* **WORK INSTRUCTIONS**
Count every line that has the word "Visit" in it; give no more than the number.

* **Raw records**
>>

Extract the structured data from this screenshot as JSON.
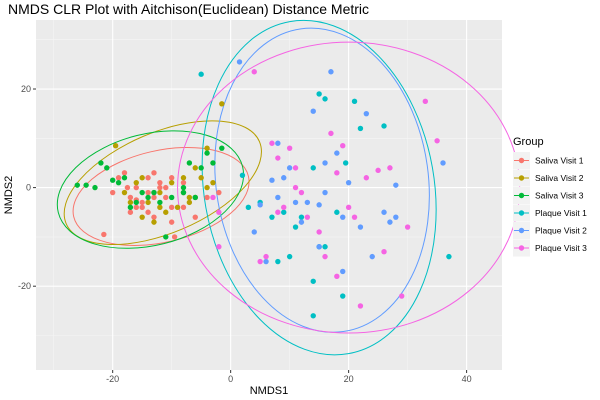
{
  "chart_data": {
    "type": "scatter",
    "title": "NMDS CLR Plot with Aitchison(Euclidean) Distance Metric",
    "xlabel": "NMDS1",
    "ylabel": "NMDS2",
    "xlim": [
      -33,
      46
    ],
    "ylim": [
      -37,
      34
    ],
    "xticks": [
      -20,
      0,
      20,
      40
    ],
    "yticks": [
      -20,
      0,
      20
    ],
    "grid": true,
    "legend": {
      "title": "Group",
      "position": "right"
    },
    "series": [
      {
        "name": "Saliva Visit 1",
        "color": "#F8766D",
        "points": [
          [
            -21.5,
            -9.5
          ],
          [
            -19,
            2
          ],
          [
            -18,
            3
          ],
          [
            -17.5,
            0
          ],
          [
            -17,
            -2
          ],
          [
            -16,
            -2.5
          ],
          [
            -16,
            -4
          ],
          [
            -15,
            -4
          ],
          [
            -15,
            -3
          ],
          [
            -14,
            2
          ],
          [
            -13,
            3
          ],
          [
            -13,
            -2
          ],
          [
            -12,
            0
          ],
          [
            -12,
            1
          ],
          [
            -11,
            -2
          ],
          [
            -10,
            2
          ],
          [
            -10,
            -4
          ],
          [
            -10,
            -7
          ],
          [
            -13,
            -6
          ],
          [
            -14,
            -5
          ],
          [
            -8,
            1
          ],
          [
            -8,
            -4
          ],
          [
            -9.5,
            -10
          ],
          [
            -13,
            -1
          ],
          [
            -6,
            -6
          ],
          [
            -4,
            -2
          ],
          [
            -2,
            -1
          ],
          [
            -11,
            0
          ],
          [
            -14,
            -1
          ],
          [
            -16,
            0
          ],
          [
            -17,
            -5
          ],
          [
            -20,
            -1
          ]
        ]
      },
      {
        "name": "Saliva Visit 2",
        "color": "#B79F00",
        "points": [
          [
            -19.5,
            8.5
          ],
          [
            -18,
            -1
          ],
          [
            -17,
            -3
          ],
          [
            -16,
            1
          ],
          [
            -15,
            2
          ],
          [
            -14,
            -3
          ],
          [
            -13,
            -7
          ],
          [
            -12,
            -1
          ],
          [
            -11,
            -5
          ],
          [
            -10,
            1
          ],
          [
            -9,
            -4
          ],
          [
            -8,
            2
          ],
          [
            -7,
            -3
          ],
          [
            -6,
            4
          ],
          [
            -5,
            2
          ],
          [
            -4,
            0
          ],
          [
            -3,
            1
          ],
          [
            -1.5,
            17
          ],
          [
            -4,
            8
          ],
          [
            -7,
            -2
          ],
          [
            -15,
            -6
          ],
          [
            -12,
            -4
          ],
          [
            -6,
            -2
          ],
          [
            -8,
            -1
          ]
        ]
      },
      {
        "name": "Saliva Visit 3",
        "color": "#00BA38",
        "points": [
          [
            -26,
            0.5
          ],
          [
            -24.5,
            0.5
          ],
          [
            -23,
            0
          ],
          [
            -22,
            5
          ],
          [
            -21,
            4
          ],
          [
            -20,
            1.5
          ],
          [
            -19,
            1
          ],
          [
            -18,
            2
          ],
          [
            -17,
            -4
          ],
          [
            -16,
            -3
          ],
          [
            -15,
            -1
          ],
          [
            -13,
            -1
          ],
          [
            -12,
            -3
          ],
          [
            -11,
            -10
          ],
          [
            -10,
            -2
          ],
          [
            -8,
            0
          ],
          [
            -8,
            -1
          ],
          [
            -6,
            -2
          ],
          [
            -5,
            4
          ],
          [
            -4,
            7
          ],
          [
            -3,
            5
          ],
          [
            -1.5,
            8
          ],
          [
            -14,
            -2
          ],
          [
            -7,
            5
          ]
        ]
      },
      {
        "name": "Plaque Visit 1",
        "color": "#00BFC4",
        "points": [
          [
            -5,
            23
          ],
          [
            2,
            2.5
          ],
          [
            3,
            -4
          ],
          [
            5,
            -3
          ],
          [
            7,
            -6
          ],
          [
            9,
            -5
          ],
          [
            10,
            -14
          ],
          [
            11,
            -8
          ],
          [
            12,
            -6
          ],
          [
            14,
            4
          ],
          [
            14,
            -19
          ],
          [
            15,
            -12
          ],
          [
            15,
            19
          ],
          [
            16,
            18
          ],
          [
            16,
            -12
          ],
          [
            18,
            -5
          ],
          [
            19,
            -22
          ],
          [
            21,
            17.5
          ],
          [
            22,
            12
          ],
          [
            26,
            12.5
          ],
          [
            37,
            -14
          ],
          [
            14,
            -26
          ],
          [
            8,
            -15
          ],
          [
            19.5,
            5
          ]
        ]
      },
      {
        "name": "Plaque Visit 2",
        "color": "#619CFF",
        "points": [
          [
            1.5,
            25.5
          ],
          [
            4,
            -9
          ],
          [
            5,
            -3.5
          ],
          [
            6,
            -15
          ],
          [
            7,
            1.5
          ],
          [
            8,
            -2
          ],
          [
            8,
            9
          ],
          [
            9,
            2
          ],
          [
            10,
            4
          ],
          [
            11,
            -3
          ],
          [
            12,
            -7
          ],
          [
            13,
            -3
          ],
          [
            14,
            15.5
          ],
          [
            15,
            -12
          ],
          [
            15,
            -3.5
          ],
          [
            16,
            5
          ],
          [
            16,
            -1
          ],
          [
            17,
            23.5
          ],
          [
            18,
            7
          ],
          [
            19,
            -6
          ],
          [
            19,
            -17
          ],
          [
            20,
            1
          ],
          [
            22,
            -8
          ],
          [
            23,
            15
          ],
          [
            24,
            -14
          ],
          [
            26,
            -5
          ],
          [
            27,
            -7
          ],
          [
            28,
            0.5
          ],
          [
            28,
            -6
          ],
          [
            36,
            5
          ]
        ]
      },
      {
        "name": "Plaque Visit 3",
        "color": "#F564E3",
        "points": [
          [
            -3,
            -2
          ],
          [
            -2,
            -5
          ],
          [
            -2,
            -12
          ],
          [
            4,
            23.5
          ],
          [
            5,
            -15
          ],
          [
            6,
            -14
          ],
          [
            7,
            9
          ],
          [
            8,
            6
          ],
          [
            8,
            -5
          ],
          [
            9,
            -4
          ],
          [
            10,
            8
          ],
          [
            11,
            0
          ],
          [
            12,
            -1
          ],
          [
            13,
            -6
          ],
          [
            15,
            -9
          ],
          [
            16,
            -14
          ],
          [
            17,
            11
          ],
          [
            18,
            3
          ],
          [
            20,
            -4
          ],
          [
            21,
            -6
          ],
          [
            22,
            -24
          ],
          [
            23,
            2
          ],
          [
            25,
            3.5
          ],
          [
            26,
            -13
          ],
          [
            27,
            4
          ],
          [
            29,
            -22
          ],
          [
            33,
            17.5
          ],
          [
            35,
            9.5
          ],
          [
            18,
            -18
          ],
          [
            19,
            8.5
          ],
          [
            11,
            4
          ],
          [
            30,
            -8
          ]
        ]
      }
    ],
    "ellipses": [
      {
        "series": "Saliva Visit 1",
        "cx": -11.8,
        "cy": -1.8,
        "rx": 15.2,
        "ry": 9.3,
        "angle_deg": 13
      },
      {
        "series": "Saliva Visit 2",
        "cx": -11.5,
        "cy": 1.0,
        "rx": 17.8,
        "ry": 10.2,
        "angle_deg": 23
      },
      {
        "series": "Saliva Visit 3",
        "cx": -13.6,
        "cy": -0.4,
        "rx": 16.1,
        "ry": 11.3,
        "angle_deg": 14
      },
      {
        "series": "Plaque Visit 1",
        "cx": 15.0,
        "cy": 0.0,
        "rx": 19.5,
        "ry": 34.2,
        "angle_deg": 10
      },
      {
        "series": "Plaque Visit 2",
        "cx": 15.5,
        "cy": 1.5,
        "rx": 18.0,
        "ry": 31.0,
        "angle_deg": 8
      },
      {
        "series": "Plaque Visit 3",
        "cx": 20.0,
        "cy": 0.0,
        "rx": 29.0,
        "ry": 29.5,
        "angle_deg": 0
      }
    ]
  }
}
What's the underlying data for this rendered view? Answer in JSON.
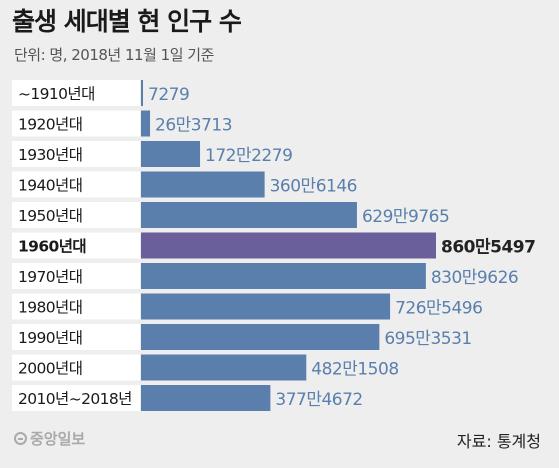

<<

* **WORKED SOLUTION**
12